Rewrite the stretch of the listing from the line containing "sort-icon[interactable] xyxy=(1329,345,1345,360)" through the line containing "fields-icon[interactable] xyxy=(1232,374,1248,389)", replacing "filter-icon" with "funnel-icon" and leaving everything else unchanged.

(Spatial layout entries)
'''
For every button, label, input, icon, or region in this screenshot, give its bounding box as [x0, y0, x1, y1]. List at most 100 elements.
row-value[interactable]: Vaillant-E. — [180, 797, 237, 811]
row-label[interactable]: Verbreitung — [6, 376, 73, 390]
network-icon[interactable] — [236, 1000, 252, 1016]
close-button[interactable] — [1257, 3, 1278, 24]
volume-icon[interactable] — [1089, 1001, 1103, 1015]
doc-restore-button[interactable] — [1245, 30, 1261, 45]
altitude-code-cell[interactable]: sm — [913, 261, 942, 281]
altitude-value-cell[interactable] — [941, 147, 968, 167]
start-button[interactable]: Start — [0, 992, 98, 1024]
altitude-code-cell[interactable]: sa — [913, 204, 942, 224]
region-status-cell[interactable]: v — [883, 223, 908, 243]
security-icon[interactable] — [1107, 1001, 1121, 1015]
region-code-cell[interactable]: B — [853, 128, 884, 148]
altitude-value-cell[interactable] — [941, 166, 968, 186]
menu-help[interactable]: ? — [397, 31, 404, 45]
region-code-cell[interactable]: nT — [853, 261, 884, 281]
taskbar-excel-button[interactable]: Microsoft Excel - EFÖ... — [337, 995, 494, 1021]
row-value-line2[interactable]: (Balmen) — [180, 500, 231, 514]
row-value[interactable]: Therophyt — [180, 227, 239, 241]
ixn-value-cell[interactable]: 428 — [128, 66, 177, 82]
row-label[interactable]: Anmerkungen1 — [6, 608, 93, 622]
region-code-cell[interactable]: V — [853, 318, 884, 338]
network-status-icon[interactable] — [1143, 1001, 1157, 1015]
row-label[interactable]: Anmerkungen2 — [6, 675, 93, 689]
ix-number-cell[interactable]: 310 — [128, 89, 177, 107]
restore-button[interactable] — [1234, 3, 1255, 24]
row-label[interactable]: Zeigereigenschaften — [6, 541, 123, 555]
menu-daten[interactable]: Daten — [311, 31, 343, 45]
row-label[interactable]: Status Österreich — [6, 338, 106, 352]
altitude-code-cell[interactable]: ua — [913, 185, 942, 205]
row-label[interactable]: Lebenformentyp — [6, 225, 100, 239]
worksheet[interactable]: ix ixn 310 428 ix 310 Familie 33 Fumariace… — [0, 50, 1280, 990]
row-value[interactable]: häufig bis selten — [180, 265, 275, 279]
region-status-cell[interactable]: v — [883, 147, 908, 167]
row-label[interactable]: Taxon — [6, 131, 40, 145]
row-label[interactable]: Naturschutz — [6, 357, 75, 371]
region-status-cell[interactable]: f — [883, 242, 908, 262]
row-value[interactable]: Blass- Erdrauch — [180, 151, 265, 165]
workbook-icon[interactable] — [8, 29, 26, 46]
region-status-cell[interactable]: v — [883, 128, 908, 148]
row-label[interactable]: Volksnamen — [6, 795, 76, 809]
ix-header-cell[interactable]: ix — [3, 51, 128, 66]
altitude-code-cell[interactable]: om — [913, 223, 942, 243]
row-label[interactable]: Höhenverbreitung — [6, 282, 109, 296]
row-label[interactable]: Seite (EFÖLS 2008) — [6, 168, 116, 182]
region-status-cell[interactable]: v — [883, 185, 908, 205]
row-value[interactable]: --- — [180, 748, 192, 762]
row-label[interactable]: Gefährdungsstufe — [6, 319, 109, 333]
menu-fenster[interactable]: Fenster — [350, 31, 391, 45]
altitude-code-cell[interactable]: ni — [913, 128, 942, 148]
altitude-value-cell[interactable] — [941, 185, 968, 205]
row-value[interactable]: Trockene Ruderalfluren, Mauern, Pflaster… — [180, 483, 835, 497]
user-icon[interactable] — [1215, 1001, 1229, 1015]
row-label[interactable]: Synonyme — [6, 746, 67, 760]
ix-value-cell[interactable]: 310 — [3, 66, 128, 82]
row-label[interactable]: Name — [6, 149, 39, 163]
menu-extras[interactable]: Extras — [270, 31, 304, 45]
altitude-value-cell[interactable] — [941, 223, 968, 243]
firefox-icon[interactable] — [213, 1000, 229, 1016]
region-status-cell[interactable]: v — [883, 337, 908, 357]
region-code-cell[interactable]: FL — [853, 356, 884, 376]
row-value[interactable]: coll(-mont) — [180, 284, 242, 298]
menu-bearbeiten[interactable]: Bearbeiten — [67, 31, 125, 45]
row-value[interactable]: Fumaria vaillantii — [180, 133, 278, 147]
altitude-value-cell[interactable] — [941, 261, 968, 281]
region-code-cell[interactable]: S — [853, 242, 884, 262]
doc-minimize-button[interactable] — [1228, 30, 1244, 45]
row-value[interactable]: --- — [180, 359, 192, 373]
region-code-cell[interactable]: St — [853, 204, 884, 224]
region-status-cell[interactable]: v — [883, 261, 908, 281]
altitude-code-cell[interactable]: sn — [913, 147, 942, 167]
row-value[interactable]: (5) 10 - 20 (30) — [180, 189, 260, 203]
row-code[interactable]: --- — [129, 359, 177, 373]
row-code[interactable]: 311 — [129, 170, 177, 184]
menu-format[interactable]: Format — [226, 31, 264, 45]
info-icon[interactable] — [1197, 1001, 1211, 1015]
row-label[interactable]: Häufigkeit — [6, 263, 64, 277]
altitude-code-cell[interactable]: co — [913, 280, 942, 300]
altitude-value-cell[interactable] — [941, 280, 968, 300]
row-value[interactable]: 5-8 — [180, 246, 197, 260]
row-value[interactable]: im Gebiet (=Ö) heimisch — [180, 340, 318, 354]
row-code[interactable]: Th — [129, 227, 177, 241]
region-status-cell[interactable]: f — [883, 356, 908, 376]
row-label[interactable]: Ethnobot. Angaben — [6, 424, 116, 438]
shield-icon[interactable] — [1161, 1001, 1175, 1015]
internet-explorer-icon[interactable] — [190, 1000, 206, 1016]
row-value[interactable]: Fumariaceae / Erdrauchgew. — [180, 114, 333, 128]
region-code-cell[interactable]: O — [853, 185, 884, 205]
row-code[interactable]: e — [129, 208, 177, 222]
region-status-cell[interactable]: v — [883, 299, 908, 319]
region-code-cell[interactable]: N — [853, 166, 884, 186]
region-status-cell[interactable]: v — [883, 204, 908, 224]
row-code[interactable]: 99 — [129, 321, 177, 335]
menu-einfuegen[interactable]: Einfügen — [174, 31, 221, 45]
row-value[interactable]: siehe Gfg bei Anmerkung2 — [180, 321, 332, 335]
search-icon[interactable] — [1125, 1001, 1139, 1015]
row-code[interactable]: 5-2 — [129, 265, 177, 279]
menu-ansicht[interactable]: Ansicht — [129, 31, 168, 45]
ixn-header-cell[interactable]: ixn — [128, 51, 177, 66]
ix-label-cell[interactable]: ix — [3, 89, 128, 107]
'''
'''
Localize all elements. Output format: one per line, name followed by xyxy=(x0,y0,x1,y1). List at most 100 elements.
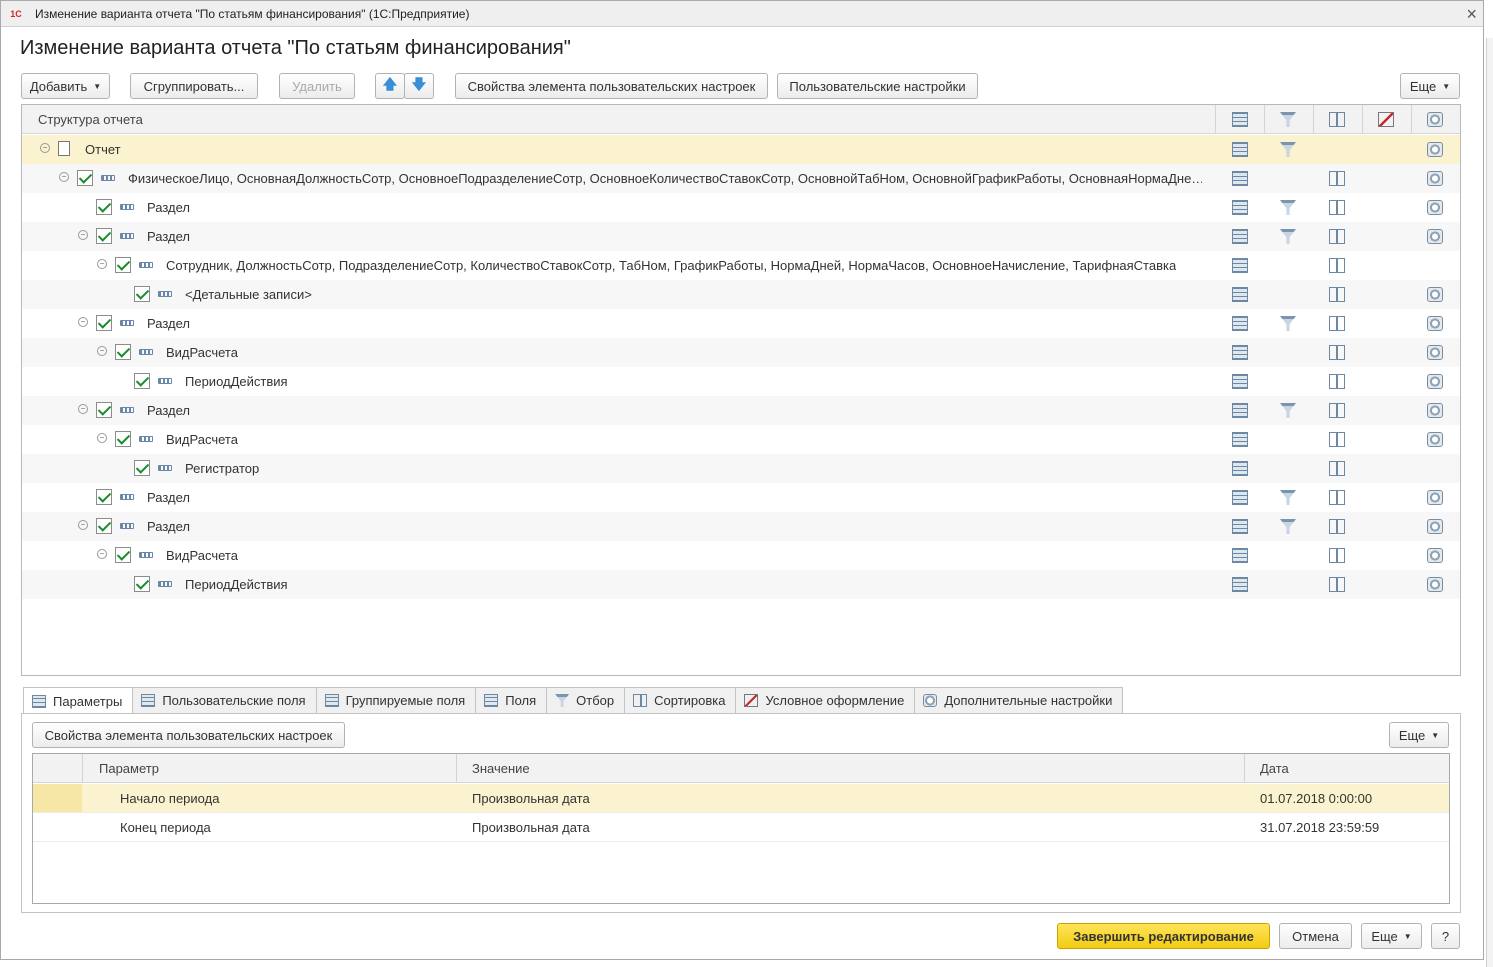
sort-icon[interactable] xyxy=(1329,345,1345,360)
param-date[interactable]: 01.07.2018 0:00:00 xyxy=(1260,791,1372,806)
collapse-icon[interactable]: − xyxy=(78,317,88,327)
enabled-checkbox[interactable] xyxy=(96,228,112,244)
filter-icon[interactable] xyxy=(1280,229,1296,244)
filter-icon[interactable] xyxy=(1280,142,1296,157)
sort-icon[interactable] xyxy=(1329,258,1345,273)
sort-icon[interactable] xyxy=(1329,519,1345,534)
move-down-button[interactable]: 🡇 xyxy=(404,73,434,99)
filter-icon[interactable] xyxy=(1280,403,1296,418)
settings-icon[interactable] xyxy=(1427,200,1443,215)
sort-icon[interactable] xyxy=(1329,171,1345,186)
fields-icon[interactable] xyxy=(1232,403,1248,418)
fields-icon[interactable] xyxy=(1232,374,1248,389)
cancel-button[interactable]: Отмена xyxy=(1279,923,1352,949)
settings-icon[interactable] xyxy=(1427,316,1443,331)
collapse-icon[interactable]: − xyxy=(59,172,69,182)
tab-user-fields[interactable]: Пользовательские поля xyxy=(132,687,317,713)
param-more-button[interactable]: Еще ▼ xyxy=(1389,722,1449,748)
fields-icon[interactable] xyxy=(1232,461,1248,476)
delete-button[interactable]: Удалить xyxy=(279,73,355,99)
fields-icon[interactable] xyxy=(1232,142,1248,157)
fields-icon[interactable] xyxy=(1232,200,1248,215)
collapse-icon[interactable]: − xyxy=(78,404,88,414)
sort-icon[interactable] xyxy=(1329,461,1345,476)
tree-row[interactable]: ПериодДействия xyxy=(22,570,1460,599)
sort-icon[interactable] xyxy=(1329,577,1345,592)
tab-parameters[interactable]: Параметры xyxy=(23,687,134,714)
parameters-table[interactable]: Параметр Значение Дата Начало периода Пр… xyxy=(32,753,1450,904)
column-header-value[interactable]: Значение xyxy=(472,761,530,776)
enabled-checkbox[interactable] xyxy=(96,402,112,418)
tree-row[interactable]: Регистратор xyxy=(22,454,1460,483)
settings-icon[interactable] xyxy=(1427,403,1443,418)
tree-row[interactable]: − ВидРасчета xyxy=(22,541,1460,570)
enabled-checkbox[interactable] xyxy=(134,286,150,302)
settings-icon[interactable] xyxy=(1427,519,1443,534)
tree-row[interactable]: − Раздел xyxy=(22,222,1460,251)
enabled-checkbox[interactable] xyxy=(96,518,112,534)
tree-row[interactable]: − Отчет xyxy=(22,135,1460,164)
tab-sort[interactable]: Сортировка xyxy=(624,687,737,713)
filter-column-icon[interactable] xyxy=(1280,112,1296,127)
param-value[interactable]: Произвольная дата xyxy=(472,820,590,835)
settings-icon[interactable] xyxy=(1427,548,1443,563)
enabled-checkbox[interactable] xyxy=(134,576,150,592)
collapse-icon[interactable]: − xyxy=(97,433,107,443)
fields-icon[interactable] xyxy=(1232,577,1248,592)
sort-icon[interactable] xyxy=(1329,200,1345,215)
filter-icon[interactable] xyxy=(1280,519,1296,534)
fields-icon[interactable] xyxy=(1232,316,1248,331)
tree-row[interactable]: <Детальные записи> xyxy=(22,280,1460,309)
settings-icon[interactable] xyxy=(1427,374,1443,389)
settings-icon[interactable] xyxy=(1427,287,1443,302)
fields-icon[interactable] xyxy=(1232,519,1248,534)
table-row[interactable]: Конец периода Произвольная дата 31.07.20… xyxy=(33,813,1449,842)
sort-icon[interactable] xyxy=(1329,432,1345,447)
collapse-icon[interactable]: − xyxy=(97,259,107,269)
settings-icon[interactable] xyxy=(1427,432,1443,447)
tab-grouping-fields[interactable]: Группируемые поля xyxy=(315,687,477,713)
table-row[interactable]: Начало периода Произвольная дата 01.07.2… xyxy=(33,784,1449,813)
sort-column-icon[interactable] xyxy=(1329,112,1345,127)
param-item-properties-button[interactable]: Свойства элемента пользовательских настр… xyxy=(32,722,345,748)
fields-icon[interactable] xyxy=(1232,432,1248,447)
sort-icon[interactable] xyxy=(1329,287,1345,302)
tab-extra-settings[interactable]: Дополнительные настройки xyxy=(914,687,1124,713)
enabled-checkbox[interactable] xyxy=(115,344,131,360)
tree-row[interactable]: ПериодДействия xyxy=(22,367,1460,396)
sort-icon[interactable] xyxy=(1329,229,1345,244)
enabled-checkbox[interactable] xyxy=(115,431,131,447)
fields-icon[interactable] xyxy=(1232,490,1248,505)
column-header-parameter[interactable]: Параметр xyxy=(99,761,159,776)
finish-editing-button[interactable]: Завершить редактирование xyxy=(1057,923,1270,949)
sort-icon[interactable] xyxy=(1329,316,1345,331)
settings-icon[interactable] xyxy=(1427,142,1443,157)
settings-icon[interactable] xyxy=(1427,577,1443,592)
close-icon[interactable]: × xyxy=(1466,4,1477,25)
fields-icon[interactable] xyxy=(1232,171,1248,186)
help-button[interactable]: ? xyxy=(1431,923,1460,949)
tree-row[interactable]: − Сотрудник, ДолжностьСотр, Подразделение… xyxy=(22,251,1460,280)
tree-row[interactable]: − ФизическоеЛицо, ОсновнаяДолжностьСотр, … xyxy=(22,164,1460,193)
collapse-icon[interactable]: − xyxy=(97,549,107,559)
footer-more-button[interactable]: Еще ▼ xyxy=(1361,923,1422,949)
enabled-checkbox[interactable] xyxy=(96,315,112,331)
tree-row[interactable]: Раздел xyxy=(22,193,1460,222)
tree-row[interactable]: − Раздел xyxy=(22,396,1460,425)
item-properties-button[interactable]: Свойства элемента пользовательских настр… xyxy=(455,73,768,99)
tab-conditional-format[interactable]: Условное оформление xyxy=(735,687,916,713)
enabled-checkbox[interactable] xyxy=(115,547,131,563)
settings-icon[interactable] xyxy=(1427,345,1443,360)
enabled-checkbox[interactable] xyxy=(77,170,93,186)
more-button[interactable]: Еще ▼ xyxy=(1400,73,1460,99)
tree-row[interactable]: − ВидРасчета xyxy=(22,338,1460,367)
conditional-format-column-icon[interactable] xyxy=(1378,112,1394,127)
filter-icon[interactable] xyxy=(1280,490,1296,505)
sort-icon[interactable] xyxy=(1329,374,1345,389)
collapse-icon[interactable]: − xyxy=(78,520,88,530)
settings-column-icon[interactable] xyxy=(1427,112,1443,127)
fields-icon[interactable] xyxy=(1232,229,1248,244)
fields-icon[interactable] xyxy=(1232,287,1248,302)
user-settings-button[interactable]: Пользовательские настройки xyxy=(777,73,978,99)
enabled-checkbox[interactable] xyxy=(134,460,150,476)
'''
→ Right answer
sort-icon[interactable] xyxy=(1329,345,1345,360)
param-date[interactable]: 01.07.2018 0:00:00 xyxy=(1260,791,1372,806)
collapse-icon[interactable]: − xyxy=(78,317,88,327)
enabled-checkbox[interactable] xyxy=(96,228,112,244)
funnel-icon[interactable] xyxy=(1280,229,1296,244)
funnel-icon[interactable] xyxy=(1280,142,1296,157)
sort-icon[interactable] xyxy=(1329,258,1345,273)
sort-icon[interactable] xyxy=(1329,519,1345,534)
move-down-button[interactable]: 🡇 xyxy=(404,73,434,99)
funnel-icon[interactable] xyxy=(1280,403,1296,418)
settings-icon[interactable] xyxy=(1427,200,1443,215)
sort-icon[interactable] xyxy=(1329,171,1345,186)
fields-icon[interactable] xyxy=(1232,403,1248,418)
fields-icon[interactable] xyxy=(1232,374,1248,389)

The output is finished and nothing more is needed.